### TEXT
****************************************

Studio album by Dream Evil
- Released: 26 May 2017
- Recorded: 2016–2017
- Genre: Power metal, heavy metal
- Length: 51:15
- Label: Century Media
- Producer: Fredrik Nordström

Dream Evil chronology
| In the Night (2010) | Six (2017) | Metal Gods (2024) |

= Six (Dream Evil album) =

Six is the sixth full-length album by Swedish heavy metal band Dream Evil. The album was released on 26 May 2017, through Century Media Records, seven years after their 2010 release, In the Night. This is the second album by Dream Evil with guitarist Mark Black (AKA Markus Fristedt), who performed in their 2006 release, United. It is also their last album with drummer Patrik Jerksten.

****************************************

### Element location data
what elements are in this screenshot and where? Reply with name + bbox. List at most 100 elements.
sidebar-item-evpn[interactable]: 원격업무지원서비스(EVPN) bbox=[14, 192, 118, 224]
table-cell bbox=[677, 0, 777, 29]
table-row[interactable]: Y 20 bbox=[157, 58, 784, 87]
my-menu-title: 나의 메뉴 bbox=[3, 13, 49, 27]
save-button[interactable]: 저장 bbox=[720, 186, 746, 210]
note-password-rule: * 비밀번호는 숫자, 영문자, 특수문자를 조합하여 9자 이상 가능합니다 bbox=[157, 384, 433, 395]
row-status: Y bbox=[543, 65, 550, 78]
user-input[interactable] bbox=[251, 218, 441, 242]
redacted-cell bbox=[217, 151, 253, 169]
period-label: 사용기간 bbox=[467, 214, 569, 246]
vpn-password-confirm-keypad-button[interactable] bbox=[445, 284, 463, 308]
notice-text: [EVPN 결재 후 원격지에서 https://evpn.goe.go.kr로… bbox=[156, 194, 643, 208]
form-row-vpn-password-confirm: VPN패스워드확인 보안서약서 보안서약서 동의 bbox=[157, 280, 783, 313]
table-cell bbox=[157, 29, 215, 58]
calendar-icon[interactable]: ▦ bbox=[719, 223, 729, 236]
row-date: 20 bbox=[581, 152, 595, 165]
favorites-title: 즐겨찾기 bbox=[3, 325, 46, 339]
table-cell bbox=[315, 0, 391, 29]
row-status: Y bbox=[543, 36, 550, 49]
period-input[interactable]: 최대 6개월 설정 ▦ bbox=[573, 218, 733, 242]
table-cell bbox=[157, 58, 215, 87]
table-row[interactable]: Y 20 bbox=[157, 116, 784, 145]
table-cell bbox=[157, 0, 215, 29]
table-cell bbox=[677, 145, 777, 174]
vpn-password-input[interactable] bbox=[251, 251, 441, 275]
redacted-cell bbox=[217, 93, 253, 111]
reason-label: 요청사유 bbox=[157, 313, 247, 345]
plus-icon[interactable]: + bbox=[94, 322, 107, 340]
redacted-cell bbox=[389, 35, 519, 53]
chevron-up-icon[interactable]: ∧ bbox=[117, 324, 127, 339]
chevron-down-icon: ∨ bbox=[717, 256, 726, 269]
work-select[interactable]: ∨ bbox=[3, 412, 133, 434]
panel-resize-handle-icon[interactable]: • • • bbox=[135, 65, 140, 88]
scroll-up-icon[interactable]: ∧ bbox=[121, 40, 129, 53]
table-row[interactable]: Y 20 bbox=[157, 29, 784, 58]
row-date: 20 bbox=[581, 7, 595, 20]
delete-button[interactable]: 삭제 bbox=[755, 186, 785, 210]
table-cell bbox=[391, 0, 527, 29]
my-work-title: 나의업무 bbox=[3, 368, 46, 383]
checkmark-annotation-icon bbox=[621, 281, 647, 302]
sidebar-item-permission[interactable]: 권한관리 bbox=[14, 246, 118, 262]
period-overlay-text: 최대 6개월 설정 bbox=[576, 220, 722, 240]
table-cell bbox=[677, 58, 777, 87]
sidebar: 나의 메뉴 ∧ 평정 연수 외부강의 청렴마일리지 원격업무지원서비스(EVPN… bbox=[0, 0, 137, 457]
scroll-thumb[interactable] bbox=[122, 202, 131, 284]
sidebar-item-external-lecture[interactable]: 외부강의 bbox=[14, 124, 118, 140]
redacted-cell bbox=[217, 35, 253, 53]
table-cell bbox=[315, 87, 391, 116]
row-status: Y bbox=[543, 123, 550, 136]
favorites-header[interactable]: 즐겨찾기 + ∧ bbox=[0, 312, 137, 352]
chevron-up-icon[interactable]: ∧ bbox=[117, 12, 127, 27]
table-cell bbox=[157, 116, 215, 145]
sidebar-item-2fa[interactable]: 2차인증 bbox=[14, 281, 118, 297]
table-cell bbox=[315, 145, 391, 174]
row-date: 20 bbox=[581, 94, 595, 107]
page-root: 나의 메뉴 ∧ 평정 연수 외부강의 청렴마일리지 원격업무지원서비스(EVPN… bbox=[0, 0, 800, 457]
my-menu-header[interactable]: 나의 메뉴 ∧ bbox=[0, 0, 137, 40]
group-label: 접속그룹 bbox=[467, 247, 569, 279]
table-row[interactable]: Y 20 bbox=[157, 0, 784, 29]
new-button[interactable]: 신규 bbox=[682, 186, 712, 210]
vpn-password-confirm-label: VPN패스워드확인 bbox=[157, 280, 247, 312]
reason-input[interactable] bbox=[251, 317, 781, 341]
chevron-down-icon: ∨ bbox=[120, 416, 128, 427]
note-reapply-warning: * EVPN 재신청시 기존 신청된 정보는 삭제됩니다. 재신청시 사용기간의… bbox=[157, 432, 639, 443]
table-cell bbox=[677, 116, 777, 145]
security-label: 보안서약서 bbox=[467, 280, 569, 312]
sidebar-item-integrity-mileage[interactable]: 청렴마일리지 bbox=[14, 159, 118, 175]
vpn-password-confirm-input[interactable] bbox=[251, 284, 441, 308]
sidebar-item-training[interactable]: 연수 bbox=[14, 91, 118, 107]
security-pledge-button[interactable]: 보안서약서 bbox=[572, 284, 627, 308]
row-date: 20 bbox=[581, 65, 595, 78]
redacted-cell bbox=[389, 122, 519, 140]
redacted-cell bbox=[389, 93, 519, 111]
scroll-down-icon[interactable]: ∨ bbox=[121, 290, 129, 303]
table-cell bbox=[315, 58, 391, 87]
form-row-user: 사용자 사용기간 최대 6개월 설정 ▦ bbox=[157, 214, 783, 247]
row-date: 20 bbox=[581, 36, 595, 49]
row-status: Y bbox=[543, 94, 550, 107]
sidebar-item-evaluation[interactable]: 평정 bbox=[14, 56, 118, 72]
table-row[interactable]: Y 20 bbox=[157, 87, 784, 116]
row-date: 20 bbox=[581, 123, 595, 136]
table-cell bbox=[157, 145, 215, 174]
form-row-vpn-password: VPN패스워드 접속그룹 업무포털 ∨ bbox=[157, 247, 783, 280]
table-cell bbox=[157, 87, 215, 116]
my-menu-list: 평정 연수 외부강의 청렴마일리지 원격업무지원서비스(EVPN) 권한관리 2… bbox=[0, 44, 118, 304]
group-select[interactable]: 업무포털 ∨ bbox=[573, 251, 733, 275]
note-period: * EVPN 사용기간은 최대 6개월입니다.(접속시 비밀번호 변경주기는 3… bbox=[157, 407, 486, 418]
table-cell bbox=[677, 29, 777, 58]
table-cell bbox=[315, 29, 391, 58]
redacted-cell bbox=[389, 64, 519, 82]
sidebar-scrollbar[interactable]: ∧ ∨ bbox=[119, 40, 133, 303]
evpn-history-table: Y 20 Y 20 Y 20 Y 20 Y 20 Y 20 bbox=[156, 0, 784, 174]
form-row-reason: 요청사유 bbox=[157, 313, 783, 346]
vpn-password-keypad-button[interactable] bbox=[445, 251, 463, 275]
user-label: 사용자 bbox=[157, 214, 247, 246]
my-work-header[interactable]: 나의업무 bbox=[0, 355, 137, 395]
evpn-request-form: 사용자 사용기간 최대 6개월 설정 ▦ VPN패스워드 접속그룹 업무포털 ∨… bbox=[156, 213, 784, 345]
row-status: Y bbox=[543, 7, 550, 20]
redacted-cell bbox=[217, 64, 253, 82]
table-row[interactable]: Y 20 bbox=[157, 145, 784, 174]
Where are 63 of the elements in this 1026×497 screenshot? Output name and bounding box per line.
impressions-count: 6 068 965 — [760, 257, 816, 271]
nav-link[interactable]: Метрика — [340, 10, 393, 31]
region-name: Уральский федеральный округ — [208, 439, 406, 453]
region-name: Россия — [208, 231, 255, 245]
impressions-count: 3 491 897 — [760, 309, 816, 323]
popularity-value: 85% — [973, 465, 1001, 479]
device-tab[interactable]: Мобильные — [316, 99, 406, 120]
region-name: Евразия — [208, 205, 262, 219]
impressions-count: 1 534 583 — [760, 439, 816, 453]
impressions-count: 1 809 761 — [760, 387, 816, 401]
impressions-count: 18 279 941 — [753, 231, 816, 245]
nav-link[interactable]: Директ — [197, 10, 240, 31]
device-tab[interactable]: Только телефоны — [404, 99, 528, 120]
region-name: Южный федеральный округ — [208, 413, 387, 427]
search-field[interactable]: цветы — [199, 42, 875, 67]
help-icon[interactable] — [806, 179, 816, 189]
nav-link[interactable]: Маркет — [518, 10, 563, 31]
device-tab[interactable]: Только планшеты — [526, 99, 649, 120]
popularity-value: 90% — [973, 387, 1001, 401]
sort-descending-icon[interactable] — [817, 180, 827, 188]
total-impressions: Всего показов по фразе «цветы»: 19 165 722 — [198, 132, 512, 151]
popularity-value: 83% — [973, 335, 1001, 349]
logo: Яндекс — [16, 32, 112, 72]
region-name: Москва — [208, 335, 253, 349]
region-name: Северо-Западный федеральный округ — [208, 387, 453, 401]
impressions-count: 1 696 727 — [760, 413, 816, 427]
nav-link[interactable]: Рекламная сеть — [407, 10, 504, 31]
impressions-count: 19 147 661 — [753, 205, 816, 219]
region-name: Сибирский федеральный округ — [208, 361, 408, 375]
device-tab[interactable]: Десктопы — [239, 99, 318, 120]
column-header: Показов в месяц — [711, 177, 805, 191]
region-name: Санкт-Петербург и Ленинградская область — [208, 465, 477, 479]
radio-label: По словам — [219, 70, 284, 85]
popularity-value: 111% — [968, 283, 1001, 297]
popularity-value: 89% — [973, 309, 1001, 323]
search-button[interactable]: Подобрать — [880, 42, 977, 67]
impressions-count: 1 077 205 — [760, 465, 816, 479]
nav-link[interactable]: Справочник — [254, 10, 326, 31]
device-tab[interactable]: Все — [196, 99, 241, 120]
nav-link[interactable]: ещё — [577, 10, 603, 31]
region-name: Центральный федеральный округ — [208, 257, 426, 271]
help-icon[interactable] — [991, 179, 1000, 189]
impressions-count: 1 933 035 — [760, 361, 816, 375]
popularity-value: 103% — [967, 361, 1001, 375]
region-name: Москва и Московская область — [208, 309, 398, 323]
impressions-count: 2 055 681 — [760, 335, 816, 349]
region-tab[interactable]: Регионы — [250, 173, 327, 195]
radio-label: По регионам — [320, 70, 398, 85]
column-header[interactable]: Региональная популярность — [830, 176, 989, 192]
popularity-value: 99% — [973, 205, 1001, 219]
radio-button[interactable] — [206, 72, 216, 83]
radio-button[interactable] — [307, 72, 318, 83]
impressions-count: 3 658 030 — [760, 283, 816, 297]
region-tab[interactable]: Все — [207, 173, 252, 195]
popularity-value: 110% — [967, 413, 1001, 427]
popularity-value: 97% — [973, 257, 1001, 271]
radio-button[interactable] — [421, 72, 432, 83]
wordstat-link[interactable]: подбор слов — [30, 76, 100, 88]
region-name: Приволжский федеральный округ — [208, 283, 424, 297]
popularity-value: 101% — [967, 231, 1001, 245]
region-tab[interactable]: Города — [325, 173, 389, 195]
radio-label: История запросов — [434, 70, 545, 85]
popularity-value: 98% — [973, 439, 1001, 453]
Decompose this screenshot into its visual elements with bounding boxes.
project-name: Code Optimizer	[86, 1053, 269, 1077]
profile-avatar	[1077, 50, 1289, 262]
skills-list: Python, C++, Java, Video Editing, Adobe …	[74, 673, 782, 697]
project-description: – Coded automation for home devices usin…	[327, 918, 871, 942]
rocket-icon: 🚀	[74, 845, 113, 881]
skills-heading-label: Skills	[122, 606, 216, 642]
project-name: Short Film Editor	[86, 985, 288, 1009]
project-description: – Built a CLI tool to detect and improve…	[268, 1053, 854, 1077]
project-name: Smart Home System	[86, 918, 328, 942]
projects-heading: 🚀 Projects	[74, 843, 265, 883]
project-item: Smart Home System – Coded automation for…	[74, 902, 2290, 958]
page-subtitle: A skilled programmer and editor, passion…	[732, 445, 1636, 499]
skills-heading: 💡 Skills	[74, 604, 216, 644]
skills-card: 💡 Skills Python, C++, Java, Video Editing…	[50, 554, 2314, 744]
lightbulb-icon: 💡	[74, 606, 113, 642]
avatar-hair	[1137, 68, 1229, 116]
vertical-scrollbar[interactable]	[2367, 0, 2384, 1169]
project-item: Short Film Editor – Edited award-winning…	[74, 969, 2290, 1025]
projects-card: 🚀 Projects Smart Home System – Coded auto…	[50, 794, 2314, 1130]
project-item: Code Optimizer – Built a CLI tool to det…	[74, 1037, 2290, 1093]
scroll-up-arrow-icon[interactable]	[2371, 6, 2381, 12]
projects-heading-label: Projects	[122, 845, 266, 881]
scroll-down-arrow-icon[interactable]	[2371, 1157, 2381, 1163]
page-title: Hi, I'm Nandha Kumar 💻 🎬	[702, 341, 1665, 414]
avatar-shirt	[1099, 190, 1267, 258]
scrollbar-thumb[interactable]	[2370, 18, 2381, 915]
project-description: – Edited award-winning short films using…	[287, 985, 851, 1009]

****************************************

### WHAT NEEDS TO BE DONE
In the text about the album Six, duplicate word for word the stretch from "Dream Evil chronology" through "drummer Patrik Jerksten.".

### THE RESPONSE
Dream Evil chronology
| In the Night (2010) | Six (2017) | Metal Gods (2024) |

= Six (Dream Evil album) =

Six is the sixth full-length album by Swedish heavy metal band Dream Evil. The album was released on 26 May 2017, through Century Media Records, seven years after their 2010 release, In the Night. This is the second album by Dream Evil with guitarist Mark Black (AKA Markus Fristedt), who performed in their 2006 release, United. It is also their last album with drummer Patrik Jerksten.